**EXTRACTED INFORMATION:**

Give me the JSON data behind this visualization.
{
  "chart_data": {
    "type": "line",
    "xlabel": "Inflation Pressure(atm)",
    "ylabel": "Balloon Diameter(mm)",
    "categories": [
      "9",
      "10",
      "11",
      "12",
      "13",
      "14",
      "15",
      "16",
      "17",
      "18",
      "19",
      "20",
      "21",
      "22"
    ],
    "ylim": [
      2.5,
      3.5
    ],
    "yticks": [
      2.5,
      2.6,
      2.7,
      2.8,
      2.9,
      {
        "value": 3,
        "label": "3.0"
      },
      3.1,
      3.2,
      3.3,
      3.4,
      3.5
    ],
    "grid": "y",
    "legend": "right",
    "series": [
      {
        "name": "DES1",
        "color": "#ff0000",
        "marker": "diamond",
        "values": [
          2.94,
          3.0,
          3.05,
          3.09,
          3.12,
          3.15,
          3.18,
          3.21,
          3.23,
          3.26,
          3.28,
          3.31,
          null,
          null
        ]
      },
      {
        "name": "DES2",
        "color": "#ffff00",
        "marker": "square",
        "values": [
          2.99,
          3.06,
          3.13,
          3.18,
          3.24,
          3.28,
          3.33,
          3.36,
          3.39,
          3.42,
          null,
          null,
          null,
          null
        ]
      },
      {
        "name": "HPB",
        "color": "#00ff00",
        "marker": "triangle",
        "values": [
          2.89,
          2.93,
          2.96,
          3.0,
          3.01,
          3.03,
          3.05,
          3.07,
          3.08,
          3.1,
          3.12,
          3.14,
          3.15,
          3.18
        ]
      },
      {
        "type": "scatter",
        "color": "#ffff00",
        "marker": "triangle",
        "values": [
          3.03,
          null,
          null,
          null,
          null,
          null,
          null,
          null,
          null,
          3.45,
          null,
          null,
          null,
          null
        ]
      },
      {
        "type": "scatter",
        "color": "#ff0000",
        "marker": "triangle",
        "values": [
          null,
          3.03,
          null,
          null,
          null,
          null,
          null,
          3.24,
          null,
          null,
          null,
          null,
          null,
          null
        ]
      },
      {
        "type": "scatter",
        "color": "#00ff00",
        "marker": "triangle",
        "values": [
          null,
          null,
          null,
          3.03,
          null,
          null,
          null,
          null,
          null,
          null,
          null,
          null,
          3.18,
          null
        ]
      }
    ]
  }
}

--

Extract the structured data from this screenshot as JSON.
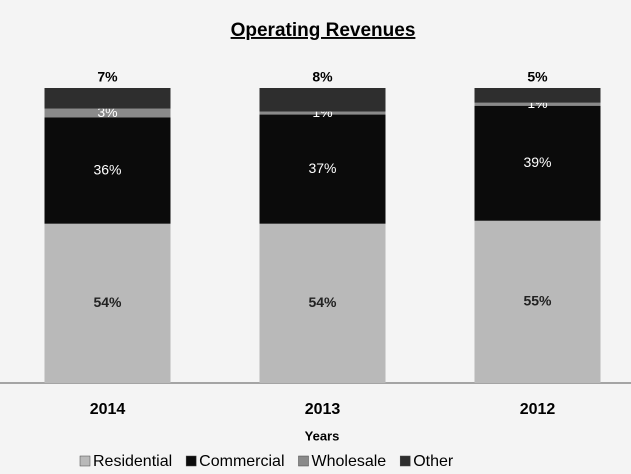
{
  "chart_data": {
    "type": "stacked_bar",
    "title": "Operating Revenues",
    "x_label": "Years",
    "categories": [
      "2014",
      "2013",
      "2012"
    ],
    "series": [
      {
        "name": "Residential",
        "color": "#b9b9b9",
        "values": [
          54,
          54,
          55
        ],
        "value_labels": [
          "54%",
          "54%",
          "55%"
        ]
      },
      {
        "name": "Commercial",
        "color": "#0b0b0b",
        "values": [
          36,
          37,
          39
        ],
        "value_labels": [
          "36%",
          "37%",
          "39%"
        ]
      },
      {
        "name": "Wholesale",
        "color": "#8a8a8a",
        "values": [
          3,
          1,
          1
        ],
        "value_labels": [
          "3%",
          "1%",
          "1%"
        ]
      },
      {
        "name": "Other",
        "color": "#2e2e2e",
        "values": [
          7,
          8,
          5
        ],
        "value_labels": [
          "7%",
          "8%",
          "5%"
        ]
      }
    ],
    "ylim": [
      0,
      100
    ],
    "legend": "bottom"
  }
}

---

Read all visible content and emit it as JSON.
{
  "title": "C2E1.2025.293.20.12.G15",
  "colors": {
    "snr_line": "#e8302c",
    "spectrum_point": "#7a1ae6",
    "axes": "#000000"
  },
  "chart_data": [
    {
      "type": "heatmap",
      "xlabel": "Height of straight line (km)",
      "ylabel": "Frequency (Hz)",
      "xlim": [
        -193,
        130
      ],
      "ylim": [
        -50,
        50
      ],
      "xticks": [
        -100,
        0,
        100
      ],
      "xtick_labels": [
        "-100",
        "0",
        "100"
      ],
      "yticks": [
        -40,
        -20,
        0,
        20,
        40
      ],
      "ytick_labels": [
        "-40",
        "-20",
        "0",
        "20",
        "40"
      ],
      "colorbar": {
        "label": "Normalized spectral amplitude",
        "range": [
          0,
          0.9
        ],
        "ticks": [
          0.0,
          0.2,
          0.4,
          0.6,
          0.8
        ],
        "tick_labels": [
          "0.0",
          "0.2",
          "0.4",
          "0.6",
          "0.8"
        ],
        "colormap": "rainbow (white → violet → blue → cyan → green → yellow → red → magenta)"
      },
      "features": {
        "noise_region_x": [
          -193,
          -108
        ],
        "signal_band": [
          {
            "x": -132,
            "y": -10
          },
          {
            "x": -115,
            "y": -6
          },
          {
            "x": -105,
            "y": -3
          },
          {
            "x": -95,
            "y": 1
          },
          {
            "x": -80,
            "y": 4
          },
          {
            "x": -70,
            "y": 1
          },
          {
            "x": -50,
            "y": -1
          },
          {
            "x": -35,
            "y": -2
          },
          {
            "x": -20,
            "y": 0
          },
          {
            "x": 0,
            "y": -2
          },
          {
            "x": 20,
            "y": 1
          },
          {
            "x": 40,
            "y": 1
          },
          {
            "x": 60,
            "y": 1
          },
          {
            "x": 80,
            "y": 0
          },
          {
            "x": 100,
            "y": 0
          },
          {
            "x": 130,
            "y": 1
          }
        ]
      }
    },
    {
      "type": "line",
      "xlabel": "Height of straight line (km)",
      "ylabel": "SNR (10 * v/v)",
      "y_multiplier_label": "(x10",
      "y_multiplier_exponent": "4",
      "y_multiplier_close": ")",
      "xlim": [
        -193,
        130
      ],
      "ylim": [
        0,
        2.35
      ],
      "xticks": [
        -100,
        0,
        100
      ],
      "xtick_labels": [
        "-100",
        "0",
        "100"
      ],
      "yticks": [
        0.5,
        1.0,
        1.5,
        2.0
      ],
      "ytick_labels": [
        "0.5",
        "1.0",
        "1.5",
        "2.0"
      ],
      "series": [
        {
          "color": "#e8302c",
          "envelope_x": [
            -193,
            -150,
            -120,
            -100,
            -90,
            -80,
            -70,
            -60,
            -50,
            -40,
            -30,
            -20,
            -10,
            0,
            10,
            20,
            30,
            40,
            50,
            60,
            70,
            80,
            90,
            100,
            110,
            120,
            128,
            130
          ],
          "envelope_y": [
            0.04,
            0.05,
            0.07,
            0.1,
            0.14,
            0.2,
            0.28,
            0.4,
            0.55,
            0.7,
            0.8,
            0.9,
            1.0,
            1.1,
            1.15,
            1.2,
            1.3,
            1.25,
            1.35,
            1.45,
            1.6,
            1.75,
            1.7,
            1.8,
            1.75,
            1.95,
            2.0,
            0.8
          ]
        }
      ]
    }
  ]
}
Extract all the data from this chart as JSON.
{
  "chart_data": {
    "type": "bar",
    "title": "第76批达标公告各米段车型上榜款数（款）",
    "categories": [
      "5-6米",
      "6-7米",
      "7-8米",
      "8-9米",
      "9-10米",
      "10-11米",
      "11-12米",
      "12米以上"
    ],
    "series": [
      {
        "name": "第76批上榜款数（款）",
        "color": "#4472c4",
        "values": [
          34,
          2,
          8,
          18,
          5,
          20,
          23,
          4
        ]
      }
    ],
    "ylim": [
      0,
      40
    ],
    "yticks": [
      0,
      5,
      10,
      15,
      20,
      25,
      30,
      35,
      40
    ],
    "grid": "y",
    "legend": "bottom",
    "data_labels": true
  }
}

**WHAT THE TASK ASKS:** Find the lines holding "legend" and list every one.

**SOLUTION FOR THIS PROBLEM:**
    "legend": "right",
    "legend": "bottom"
    "legend": "bottom",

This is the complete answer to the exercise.